Written problem
Repeat every record below exactly as written.
──────── Dataset extract
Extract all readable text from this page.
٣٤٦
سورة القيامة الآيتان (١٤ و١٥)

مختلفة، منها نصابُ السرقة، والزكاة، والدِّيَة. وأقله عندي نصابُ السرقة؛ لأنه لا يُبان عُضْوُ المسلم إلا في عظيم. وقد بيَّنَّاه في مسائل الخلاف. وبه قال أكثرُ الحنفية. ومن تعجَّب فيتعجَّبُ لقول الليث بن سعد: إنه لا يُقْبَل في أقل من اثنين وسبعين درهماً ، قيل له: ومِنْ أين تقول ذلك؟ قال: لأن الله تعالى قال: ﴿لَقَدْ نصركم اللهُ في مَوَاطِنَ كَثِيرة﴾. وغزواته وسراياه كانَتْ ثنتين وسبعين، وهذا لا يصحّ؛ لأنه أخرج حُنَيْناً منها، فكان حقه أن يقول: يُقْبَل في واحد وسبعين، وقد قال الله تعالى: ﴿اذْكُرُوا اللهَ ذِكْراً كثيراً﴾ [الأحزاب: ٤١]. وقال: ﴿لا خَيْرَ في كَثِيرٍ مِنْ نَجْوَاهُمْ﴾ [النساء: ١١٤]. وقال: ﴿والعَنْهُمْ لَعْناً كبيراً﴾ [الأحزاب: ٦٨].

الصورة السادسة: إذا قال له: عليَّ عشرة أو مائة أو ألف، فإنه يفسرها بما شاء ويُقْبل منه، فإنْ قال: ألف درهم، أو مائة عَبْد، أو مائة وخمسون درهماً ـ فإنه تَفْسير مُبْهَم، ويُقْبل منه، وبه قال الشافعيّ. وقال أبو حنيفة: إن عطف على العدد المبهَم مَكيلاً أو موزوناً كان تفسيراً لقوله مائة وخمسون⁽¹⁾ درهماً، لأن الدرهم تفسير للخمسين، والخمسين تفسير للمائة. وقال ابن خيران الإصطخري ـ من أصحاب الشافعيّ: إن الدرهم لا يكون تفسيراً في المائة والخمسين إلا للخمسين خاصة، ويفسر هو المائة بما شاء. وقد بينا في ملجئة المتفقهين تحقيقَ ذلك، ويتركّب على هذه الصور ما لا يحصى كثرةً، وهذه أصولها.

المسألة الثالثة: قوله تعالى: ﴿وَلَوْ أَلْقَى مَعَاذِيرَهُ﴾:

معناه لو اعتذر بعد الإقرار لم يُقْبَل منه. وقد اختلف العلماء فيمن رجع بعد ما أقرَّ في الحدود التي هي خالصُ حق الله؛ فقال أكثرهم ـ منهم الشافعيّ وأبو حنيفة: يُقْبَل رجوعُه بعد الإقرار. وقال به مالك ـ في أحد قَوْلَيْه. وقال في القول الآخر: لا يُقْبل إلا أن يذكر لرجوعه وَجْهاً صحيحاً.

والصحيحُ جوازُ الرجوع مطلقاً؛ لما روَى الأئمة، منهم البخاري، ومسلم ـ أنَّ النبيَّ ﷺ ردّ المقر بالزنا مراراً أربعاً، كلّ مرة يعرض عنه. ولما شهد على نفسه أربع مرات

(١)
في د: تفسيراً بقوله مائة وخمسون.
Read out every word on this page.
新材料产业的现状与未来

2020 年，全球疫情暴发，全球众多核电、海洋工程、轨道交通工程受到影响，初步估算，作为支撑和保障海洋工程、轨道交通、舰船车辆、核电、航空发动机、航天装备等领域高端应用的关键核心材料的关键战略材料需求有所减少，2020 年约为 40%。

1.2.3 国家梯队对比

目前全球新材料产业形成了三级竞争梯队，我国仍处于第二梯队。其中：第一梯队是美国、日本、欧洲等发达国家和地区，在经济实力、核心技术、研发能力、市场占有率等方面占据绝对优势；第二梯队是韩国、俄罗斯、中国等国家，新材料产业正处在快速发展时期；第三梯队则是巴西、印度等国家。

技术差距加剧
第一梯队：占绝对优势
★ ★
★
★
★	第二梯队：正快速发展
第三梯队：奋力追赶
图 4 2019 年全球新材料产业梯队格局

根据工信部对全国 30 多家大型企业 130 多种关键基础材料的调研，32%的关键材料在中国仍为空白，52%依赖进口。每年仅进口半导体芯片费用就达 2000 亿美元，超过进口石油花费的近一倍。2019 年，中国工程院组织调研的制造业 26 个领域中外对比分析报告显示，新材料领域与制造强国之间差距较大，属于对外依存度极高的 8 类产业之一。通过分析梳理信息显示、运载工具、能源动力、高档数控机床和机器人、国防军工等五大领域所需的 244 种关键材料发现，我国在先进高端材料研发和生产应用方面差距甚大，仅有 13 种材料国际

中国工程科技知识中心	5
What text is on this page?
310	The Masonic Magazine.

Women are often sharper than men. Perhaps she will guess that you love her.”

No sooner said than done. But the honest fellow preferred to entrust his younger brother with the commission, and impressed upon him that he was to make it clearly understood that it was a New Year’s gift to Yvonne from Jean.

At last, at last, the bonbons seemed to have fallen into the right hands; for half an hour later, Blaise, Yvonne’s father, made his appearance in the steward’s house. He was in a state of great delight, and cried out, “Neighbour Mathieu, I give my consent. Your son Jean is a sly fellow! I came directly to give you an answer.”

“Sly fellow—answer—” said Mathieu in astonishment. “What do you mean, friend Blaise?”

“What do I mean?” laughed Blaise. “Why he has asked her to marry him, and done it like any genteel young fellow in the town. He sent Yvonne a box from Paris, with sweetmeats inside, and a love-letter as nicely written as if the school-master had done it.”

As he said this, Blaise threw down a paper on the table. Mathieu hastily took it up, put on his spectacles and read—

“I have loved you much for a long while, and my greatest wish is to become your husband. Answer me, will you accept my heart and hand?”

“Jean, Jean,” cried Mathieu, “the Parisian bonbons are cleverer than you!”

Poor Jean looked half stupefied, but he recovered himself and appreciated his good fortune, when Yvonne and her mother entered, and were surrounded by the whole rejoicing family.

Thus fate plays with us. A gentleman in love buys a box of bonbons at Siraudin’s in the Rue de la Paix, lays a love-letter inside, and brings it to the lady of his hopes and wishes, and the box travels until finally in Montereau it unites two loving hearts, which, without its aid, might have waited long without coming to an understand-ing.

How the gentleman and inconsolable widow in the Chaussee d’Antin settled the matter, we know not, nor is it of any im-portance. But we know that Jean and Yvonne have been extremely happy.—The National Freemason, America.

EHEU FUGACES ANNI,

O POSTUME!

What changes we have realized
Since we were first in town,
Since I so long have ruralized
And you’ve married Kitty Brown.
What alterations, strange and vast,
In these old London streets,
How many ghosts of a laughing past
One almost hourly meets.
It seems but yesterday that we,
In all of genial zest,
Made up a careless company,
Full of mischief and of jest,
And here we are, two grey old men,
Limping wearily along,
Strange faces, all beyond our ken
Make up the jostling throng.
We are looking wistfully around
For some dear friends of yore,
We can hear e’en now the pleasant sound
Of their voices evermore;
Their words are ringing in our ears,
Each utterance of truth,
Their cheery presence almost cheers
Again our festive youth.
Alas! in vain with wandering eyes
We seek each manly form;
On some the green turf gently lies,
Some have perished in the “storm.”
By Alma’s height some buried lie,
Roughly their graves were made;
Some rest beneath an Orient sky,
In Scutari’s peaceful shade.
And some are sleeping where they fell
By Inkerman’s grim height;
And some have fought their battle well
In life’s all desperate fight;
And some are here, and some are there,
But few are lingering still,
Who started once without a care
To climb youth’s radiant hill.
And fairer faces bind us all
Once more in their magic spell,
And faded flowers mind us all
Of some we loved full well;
────────────────
Worked solution
Extract all readable text from this page.
٣٤٦
سورة القيامة الآيتان (١٤ و١٥)

مختلفة، منها نصابُ السرقة، والزكاة، والدِّيَة. وأقله عندي نصابُ السرقة؛ لأنه لا يُبان عُضْوُ المسلم إلا في عظيم. وقد بيَّنَّاه في مسائل الخلاف. وبه قال أكثرُ الحنفية. ومن تعجَّب فيتعجَّبُ لقول الليث بن سعد: إنه لا يُقْبَل في أقل من اثنين وسبعين درهماً ، قيل له: ومِنْ أين تقول ذلك؟ قال: لأن الله تعالى قال: ﴿لَقَدْ نصركم اللهُ في مَوَاطِنَ كَثِيرة﴾. وغزواته وسراياه كانَتْ ثنتين وسبعين، وهذا لا يصحّ؛ لأنه أخرج حُنَيْناً منها، فكان حقه أن يقول: يُقْبَل في واحد وسبعين، وقد قال الله تعالى: ﴿اذْكُرُوا اللهَ ذِكْراً كثيراً﴾ [الأحزاب: ٤١]. وقال: ﴿لا خَيْرَ في كَثِيرٍ مِنْ نَجْوَاهُمْ﴾ [النساء: ١١٤]. وقال: ﴿والعَنْهُمْ لَعْناً كبيراً﴾ [الأحزاب: ٦٨].

الصورة السادسة: إذا قال له: عليَّ عشرة أو مائة أو ألف، فإنه يفسرها بما شاء ويُقْبل منه، فإنْ قال: ألف درهم، أو مائة عَبْد، أو مائة وخمسون درهماً ـ فإنه تَفْسير مُبْهَم، ويُقْبل منه، وبه قال الشافعيّ. وقال أبو حنيفة: إن عطف على العدد المبهَم مَكيلاً أو موزوناً كان تفسيراً لقوله مائة وخمسون⁽¹⁾ درهماً، لأن الدرهم تفسير للخمسين، والخمسين تفسير للمائة. وقال ابن خيران الإصطخري ـ من أصحاب الشافعيّ: إن الدرهم لا يكون تفسيراً في المائة والخمسين إلا للخمسين خاصة، ويفسر هو المائة بما شاء. وقد بينا في ملجئة المتفقهين تحقيقَ ذلك، ويتركّب على هذه الصور ما لا يحصى كثرةً، وهذه أصولها.

المسألة الثالثة: قوله تعالى: ﴿وَلَوْ أَلْقَى مَعَاذِيرَهُ﴾:

معناه لو اعتذر بعد الإقرار لم يُقْبَل منه. وقد اختلف العلماء فيمن رجع بعد ما أقرَّ في الحدود التي هي خالصُ حق الله؛ فقال أكثرهم ـ منهم الشافعيّ وأبو حنيفة: يُقْبَل رجوعُه بعد الإقرار. وقال به مالك ـ في أحد قَوْلَيْه. وقال في القول الآخر: لا يُقْبل إلا أن يذكر لرجوعه وَجْهاً صحيحاً.

والصحيحُ جوازُ الرجوع مطلقاً؛ لما روَى الأئمة، منهم البخاري، ومسلم ـ أنَّ النبيَّ ﷺ ردّ المقر بالزنا مراراً أربعاً، كلّ مرة يعرض عنه. ولما شهد على نفسه أربع مرات

(١)
في د: تفسيراً بقوله مائة وخمسون.
Read out every word on this page.
新材料产业的现状与未来

2020 年，全球疫情暴发，全球众多核电、海洋工程、轨道交通工程受到影响，初步估算，作为支撑和保障海洋工程、轨道交通、舰船车辆、核电、航空发动机、航天装备等领域高端应用的关键核心材料的关键战略材料需求有所减少，2020 年约为 40%。

1.2.3 国家梯队对比

目前全球新材料产业形成了三级竞争梯队，我国仍处于第二梯队。其中：第一梯队是美国、日本、欧洲等发达国家和地区，在经济实力、核心技术、研发能力、市场占有率等方面占据绝对优势；第二梯队是韩国、俄罗斯、中国等国家，新材料产业正处在快速发展时期；第三梯队则是巴西、印度等国家。

技术差距加剧
第一梯队：占绝对优势
★ ★
★
★
★	第二梯队：正快速发展
第三梯队：奋力追赶
图 4 2019 年全球新材料产业梯队格局

根据工信部对全国 30 多家大型企业 130 多种关键基础材料的调研，32%的关键材料在中国仍为空白，52%依赖进口。每年仅进口半导体芯片费用就达 2000 亿美元，超过进口石油花费的近一倍。2019 年，中国工程院组织调研的制造业 26 个领域中外对比分析报告显示，新材料领域与制造强国之间差距较大，属于对外依存度极高的 8 类产业之一。通过分析梳理信息显示、运载工具、能源动力、高档数控机床和机器人、国防军工等五大领域所需的 244 种关键材料发现，我国在先进高端材料研发和生产应用方面差距甚大，仅有 13 种材料国际

中国工程科技知识中心	5
What text is on this page?
310	The Masonic Magazine.

Women are often sharper than men. Perhaps she will guess that you love her.”

No sooner said than done. But the honest fellow preferred to entrust his younger brother with the commission, and impressed upon him that he was to make it clearly understood that it was a New Year’s gift to Yvonne from Jean.

At last, at last, the bonbons seemed to have fallen into the right hands; for half an hour later, Blaise, Yvonne’s father, made his appearance in the steward’s house. He was in a state of great delight, and cried out, “Neighbour Mathieu, I give my consent. Your son Jean is a sly fellow! I came directly to give you an answer.”

“Sly fellow—answer—” said Mathieu in astonishment. “What do you mean, friend Blaise?”

“What do I mean?” laughed Blaise. “Why he has asked her to marry him, and done it like any genteel young fellow in the town. He sent Yvonne a box from Paris, with sweetmeats inside, and a love-letter as nicely written as if the school-master had done it.”

As he said this, Blaise threw down a paper on the table. Mathieu hastily took it up, put on his spectacles and read—

“I have loved you much for a long while, and my greatest wish is to become your husband. Answer me, will you accept my heart and hand?”

“Jean, Jean,” cried Mathieu, “the Parisian bonbons are cleverer than you!”

Poor Jean looked half stupefied, but he recovered himself and appreciated his good fortune, when Yvonne and her mother entered, and were surrounded by the whole rejoicing family.

Thus fate plays with us. A gentleman in love buys a box of bonbons at Siraudin’s in the Rue de la Paix, lays a love-letter inside, and brings it to the lady of his hopes and wishes, and the box travels until finally in Montereau it unites two loving hearts, which, without its aid, might have waited long without coming to an understand-ing.

How the gentleman and inconsolable widow in the Chaussee d’Antin settled the matter, we know not, nor is it of any im-portance. But we know that Jean and Yvonne have been extremely happy.—The National Freemason, America.

EHEU FUGACES ANNI,

O POSTUME!

What changes we have realized
Since we were first in town,
Since I so long have ruralized
And you’ve married Kitty Brown.
What alterations, strange and vast,
In these old London streets,
How many ghosts of a laughing past
One almost hourly meets.
It seems but yesterday that we,
In all of genial zest,
Made up a careless company,
Full of mischief and of jest,
And here we are, two grey old men,
Limping wearily along,
Strange faces, all beyond our ken
Make up the jostling throng.
We are looking wistfully around
For some dear friends of yore,
We can hear e’en now the pleasant sound
Of their voices evermore;
Their words are ringing in our ears,
Each utterance of truth,
Their cheery presence almost cheers
Again our festive youth.
Alas! in vain with wandering eyes
We seek each manly form;
On some the green turf gently lies,
Some have perished in the “storm.”
By Alma’s height some buried lie,
Roughly their graves were made;
Some rest beneath an Orient sky,
In Scutari’s peaceful shade.
And some are sleeping where they fell
By Inkerman’s grim height;
And some have fought their battle well
In life’s all desperate fight;
And some are here, and some are there,
But few are lingering still,
Who started once without a care
To climb youth’s radiant hill.
And fairer faces bind us all
Once more in their magic spell,
And faded flowers mind us all
Of some we loved full well;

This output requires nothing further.